== Work to do ==
Gather every line below where "Test" appears.

== Dataset records ==
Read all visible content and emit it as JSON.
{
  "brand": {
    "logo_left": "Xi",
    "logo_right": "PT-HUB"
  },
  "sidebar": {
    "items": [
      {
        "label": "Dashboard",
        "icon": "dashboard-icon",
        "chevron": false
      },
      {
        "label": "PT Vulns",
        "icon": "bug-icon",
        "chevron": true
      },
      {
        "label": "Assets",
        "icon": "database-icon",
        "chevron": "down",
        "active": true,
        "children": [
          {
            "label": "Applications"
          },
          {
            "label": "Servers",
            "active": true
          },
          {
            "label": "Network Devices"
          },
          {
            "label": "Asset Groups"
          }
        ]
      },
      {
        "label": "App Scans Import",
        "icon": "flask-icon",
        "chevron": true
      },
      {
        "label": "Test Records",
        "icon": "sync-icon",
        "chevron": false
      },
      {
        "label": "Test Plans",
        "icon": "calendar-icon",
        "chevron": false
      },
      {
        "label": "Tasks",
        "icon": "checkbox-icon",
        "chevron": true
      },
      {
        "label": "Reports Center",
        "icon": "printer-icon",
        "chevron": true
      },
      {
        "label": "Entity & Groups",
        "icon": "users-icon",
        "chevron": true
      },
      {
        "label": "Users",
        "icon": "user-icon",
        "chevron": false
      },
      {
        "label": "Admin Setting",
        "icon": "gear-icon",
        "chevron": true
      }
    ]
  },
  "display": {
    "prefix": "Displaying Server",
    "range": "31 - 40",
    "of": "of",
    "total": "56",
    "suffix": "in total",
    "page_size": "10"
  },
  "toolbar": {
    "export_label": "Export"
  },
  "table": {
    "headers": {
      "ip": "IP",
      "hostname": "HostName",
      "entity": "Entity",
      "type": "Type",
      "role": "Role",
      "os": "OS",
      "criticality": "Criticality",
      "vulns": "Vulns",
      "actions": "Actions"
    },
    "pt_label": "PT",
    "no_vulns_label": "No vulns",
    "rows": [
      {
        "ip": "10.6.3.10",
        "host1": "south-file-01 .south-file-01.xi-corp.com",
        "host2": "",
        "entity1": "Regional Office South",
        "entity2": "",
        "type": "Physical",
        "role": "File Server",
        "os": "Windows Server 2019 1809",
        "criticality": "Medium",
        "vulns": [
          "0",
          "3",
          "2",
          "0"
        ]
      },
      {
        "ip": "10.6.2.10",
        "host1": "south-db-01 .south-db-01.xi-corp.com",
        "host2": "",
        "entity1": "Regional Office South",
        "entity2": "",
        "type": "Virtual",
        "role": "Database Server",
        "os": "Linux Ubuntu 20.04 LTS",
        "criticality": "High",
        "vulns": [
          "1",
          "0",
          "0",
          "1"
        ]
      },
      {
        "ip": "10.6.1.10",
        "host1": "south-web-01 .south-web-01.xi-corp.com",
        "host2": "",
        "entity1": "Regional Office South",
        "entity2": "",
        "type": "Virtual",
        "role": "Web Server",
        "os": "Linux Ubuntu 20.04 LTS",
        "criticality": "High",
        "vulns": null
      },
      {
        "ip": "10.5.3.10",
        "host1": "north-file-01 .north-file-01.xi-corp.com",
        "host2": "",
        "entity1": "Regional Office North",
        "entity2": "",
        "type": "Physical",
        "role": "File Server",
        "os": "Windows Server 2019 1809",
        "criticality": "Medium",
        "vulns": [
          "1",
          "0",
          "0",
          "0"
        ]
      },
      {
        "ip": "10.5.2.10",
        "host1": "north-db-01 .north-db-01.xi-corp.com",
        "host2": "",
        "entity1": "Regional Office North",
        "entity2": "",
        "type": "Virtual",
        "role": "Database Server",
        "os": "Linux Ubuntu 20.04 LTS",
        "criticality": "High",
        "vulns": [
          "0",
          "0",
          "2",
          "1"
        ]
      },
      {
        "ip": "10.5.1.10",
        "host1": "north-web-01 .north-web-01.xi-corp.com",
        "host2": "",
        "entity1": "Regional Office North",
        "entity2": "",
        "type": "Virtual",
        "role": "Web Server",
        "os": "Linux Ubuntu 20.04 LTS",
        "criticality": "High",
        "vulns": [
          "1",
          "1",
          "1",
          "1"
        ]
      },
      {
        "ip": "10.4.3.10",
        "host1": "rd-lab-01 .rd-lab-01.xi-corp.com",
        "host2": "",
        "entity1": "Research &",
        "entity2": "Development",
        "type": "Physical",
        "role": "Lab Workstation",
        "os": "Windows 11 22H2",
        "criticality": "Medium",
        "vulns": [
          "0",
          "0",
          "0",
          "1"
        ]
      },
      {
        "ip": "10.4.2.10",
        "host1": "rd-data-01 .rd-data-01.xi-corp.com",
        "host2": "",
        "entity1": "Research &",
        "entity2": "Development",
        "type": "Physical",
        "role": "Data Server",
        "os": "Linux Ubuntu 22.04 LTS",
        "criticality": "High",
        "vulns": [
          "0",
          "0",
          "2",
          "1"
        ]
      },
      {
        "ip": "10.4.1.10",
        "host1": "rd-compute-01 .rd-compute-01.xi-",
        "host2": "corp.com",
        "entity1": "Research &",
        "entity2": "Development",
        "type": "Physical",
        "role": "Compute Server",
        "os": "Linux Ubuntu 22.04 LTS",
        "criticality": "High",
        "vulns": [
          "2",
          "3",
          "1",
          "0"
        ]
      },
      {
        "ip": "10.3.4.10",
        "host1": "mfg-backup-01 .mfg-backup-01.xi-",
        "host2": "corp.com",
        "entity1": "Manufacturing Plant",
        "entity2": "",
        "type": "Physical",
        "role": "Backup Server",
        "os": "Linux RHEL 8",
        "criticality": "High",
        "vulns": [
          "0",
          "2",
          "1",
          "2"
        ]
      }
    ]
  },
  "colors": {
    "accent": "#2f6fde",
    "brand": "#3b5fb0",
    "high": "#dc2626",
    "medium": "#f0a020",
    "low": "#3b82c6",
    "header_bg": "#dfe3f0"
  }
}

== The output ==
        "label": "Test Records",
        "label": "Test Plans",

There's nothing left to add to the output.